__What to work on__. Within the material below, find each line bearing the word "requisites" and present it.
— Begin Data supplied —
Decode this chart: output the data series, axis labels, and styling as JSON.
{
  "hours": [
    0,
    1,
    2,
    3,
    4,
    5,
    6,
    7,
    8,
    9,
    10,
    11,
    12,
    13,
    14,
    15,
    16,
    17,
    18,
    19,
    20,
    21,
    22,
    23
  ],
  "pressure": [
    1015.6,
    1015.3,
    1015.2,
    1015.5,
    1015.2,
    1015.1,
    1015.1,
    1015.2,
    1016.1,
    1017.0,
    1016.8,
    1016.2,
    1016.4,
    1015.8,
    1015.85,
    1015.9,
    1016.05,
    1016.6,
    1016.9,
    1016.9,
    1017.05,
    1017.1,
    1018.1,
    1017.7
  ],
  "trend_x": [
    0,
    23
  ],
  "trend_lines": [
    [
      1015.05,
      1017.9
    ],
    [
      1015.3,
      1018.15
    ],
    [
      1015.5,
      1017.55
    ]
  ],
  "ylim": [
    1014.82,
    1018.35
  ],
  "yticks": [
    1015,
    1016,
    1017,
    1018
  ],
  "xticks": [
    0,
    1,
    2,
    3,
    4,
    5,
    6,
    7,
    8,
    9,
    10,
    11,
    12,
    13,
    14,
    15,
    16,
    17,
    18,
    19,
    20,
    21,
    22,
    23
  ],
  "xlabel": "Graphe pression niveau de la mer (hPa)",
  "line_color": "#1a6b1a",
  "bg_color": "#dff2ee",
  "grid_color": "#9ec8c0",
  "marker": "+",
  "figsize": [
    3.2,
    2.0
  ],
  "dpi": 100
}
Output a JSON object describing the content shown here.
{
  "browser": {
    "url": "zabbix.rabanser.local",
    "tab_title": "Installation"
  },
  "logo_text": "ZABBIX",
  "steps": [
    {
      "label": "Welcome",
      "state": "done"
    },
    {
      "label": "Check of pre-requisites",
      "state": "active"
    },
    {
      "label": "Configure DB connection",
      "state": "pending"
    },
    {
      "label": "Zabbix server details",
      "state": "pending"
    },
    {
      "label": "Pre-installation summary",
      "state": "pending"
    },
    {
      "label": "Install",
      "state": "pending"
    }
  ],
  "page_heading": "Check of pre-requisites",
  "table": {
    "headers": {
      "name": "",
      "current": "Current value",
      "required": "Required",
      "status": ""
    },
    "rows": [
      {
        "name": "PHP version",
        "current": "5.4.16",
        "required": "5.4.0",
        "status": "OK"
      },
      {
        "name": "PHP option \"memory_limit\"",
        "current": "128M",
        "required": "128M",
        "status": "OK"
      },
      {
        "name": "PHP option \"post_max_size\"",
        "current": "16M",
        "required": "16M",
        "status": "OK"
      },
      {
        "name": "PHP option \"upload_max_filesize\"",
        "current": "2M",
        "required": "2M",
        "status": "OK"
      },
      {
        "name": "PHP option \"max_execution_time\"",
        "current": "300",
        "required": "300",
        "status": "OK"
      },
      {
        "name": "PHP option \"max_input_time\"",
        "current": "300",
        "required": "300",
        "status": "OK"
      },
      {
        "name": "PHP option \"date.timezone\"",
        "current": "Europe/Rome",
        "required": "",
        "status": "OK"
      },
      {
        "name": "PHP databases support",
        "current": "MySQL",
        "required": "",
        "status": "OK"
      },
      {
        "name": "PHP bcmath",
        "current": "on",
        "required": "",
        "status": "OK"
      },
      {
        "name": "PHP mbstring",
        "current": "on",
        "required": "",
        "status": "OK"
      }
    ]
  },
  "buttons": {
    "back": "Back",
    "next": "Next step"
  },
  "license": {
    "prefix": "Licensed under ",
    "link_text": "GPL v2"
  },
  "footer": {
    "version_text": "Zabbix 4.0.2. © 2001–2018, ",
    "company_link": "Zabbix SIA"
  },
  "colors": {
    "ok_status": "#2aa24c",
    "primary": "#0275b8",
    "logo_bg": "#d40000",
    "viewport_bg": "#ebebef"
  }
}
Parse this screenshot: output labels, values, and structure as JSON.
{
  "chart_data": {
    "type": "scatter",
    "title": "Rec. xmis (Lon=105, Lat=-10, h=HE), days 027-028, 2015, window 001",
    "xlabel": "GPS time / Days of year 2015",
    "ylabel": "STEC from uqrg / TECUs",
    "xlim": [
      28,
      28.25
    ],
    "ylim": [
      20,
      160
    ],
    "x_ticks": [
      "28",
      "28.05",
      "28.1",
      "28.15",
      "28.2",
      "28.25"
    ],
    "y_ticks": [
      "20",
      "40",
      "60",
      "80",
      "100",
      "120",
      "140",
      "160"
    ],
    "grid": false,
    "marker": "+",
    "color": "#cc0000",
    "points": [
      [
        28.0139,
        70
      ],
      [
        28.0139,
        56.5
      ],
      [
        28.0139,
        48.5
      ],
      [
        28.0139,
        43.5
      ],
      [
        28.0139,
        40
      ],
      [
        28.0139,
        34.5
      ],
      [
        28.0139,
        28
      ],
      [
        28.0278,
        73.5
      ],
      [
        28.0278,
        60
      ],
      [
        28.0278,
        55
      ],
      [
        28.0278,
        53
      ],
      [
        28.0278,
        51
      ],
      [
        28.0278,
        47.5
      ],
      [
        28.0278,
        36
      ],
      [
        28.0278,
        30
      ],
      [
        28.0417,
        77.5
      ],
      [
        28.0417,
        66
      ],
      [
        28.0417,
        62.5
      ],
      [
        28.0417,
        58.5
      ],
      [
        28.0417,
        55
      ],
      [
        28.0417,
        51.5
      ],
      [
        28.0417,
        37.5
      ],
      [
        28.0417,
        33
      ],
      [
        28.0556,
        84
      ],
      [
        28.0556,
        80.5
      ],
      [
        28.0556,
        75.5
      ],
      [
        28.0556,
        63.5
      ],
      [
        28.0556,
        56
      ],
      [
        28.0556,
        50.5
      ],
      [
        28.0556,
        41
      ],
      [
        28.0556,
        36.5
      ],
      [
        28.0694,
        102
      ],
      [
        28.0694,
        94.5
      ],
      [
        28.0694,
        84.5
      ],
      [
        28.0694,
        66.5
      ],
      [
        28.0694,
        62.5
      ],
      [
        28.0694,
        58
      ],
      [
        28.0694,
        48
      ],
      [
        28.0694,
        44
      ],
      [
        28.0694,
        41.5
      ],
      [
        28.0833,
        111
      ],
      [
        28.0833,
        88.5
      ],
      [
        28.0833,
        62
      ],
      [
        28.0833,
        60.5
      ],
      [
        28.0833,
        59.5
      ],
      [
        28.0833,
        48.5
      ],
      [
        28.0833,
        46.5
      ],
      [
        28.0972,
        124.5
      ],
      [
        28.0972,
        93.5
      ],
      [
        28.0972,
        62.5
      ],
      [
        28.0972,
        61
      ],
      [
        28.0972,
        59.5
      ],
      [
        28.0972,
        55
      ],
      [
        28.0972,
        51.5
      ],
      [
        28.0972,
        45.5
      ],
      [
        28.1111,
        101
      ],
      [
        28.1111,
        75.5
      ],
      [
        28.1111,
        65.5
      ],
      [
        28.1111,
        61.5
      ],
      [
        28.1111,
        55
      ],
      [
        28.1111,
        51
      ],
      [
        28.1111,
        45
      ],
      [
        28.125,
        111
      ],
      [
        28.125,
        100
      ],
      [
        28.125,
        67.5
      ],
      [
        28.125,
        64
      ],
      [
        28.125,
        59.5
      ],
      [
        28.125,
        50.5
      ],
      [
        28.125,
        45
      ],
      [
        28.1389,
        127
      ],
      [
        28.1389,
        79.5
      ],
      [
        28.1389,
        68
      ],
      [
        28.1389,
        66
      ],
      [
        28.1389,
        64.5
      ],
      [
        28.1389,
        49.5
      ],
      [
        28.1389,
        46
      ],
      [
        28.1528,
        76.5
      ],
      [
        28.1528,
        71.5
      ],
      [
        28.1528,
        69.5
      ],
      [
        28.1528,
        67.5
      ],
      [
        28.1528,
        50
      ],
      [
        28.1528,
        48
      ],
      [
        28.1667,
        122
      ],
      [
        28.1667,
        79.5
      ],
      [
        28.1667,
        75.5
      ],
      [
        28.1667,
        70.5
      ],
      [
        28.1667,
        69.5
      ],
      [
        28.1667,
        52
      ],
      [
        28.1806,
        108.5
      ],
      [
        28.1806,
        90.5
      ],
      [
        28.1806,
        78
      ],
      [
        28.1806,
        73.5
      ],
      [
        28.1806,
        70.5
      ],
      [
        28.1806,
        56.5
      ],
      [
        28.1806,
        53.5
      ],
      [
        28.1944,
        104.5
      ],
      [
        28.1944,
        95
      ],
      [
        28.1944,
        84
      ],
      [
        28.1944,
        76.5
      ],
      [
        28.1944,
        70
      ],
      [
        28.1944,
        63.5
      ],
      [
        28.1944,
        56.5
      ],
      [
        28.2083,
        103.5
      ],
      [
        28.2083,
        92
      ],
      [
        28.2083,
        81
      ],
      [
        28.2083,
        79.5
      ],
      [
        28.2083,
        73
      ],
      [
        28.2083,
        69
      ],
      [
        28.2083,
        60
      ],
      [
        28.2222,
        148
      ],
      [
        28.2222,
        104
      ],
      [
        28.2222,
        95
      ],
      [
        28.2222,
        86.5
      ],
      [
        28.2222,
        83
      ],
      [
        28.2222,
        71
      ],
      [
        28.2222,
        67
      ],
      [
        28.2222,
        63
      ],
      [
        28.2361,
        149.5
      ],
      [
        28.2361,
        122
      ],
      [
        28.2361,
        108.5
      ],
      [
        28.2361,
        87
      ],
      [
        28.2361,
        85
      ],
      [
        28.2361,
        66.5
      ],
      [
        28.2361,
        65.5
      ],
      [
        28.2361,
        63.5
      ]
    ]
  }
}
— End Data supplied —
__Response for this exercise__.
      "label": "Check of pre-requisites",
  "page_heading": "Check of pre-requisites",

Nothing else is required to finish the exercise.